> _MATERIALS PROVIDED_:

------------------------------------------------

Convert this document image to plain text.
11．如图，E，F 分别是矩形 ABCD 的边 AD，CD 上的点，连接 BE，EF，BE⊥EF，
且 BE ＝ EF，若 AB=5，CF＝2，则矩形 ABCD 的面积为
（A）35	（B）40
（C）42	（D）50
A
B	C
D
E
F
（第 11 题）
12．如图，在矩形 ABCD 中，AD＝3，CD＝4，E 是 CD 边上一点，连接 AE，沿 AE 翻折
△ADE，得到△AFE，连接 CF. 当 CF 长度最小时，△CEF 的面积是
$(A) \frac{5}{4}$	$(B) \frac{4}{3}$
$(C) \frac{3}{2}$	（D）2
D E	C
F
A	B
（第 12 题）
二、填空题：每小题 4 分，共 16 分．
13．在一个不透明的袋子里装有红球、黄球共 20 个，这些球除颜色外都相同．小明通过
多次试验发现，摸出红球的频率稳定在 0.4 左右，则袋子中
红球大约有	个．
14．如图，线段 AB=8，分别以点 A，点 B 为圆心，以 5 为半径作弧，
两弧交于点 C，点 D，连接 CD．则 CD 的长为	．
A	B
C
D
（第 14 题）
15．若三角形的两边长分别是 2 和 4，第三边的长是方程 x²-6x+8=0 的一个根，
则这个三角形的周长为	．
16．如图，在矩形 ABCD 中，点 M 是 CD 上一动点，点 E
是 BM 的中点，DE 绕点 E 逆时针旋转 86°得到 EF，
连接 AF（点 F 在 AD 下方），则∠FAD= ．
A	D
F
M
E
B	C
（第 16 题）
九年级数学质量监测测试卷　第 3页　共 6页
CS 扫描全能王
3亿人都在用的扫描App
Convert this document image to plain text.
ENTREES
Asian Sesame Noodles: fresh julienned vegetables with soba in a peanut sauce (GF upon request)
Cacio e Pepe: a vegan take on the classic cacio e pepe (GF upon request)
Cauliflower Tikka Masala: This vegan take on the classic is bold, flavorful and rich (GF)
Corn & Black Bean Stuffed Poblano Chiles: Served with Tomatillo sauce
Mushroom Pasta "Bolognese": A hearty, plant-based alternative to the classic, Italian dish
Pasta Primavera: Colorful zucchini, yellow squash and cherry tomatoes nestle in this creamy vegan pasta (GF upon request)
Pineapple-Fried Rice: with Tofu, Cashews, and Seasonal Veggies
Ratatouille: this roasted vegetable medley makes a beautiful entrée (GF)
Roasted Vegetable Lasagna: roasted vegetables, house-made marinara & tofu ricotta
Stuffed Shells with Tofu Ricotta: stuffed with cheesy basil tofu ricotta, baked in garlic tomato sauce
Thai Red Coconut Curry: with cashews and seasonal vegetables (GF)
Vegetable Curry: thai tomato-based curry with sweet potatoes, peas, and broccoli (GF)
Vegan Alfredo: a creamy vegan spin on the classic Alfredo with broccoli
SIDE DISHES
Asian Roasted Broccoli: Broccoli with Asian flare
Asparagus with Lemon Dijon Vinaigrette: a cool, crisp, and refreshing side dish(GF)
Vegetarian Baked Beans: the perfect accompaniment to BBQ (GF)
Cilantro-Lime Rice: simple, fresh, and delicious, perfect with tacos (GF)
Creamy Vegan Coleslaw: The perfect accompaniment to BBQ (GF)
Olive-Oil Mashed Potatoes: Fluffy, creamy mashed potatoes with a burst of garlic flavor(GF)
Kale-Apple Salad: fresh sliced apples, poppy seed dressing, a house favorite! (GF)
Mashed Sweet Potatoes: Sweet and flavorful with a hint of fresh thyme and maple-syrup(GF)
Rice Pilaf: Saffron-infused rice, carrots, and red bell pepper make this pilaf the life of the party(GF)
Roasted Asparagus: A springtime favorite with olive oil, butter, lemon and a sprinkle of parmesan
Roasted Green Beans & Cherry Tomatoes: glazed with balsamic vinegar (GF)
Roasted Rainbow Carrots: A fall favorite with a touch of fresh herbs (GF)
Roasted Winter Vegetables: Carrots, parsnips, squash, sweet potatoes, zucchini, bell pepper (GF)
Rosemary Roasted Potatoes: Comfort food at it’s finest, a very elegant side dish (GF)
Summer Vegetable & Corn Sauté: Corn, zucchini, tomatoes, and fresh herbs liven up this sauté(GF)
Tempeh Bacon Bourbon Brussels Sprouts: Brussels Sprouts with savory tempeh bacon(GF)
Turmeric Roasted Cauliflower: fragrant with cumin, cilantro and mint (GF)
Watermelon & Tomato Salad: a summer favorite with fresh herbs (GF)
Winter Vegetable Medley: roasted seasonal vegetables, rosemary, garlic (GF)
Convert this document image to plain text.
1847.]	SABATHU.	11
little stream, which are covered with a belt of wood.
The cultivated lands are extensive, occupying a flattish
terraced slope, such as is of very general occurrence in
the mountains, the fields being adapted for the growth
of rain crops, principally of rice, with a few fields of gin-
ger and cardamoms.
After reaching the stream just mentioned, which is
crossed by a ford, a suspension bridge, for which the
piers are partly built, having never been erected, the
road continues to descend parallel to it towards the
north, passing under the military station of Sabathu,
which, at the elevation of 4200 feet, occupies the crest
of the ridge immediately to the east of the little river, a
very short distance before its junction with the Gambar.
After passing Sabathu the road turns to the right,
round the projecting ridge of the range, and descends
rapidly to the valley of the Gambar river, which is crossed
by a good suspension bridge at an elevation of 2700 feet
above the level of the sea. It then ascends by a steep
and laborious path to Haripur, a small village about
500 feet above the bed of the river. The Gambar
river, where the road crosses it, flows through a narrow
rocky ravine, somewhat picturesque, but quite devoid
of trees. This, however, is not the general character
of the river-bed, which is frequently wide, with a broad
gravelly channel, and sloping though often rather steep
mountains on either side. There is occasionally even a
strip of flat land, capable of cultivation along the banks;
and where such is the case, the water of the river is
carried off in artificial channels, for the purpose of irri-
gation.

------------------------------------------------

> _TASK INSTRUCTIONS_:
Give the number of lines in the entries above that include the string "suspension". No other output is expected.

> _COMPLETED TASK_:
2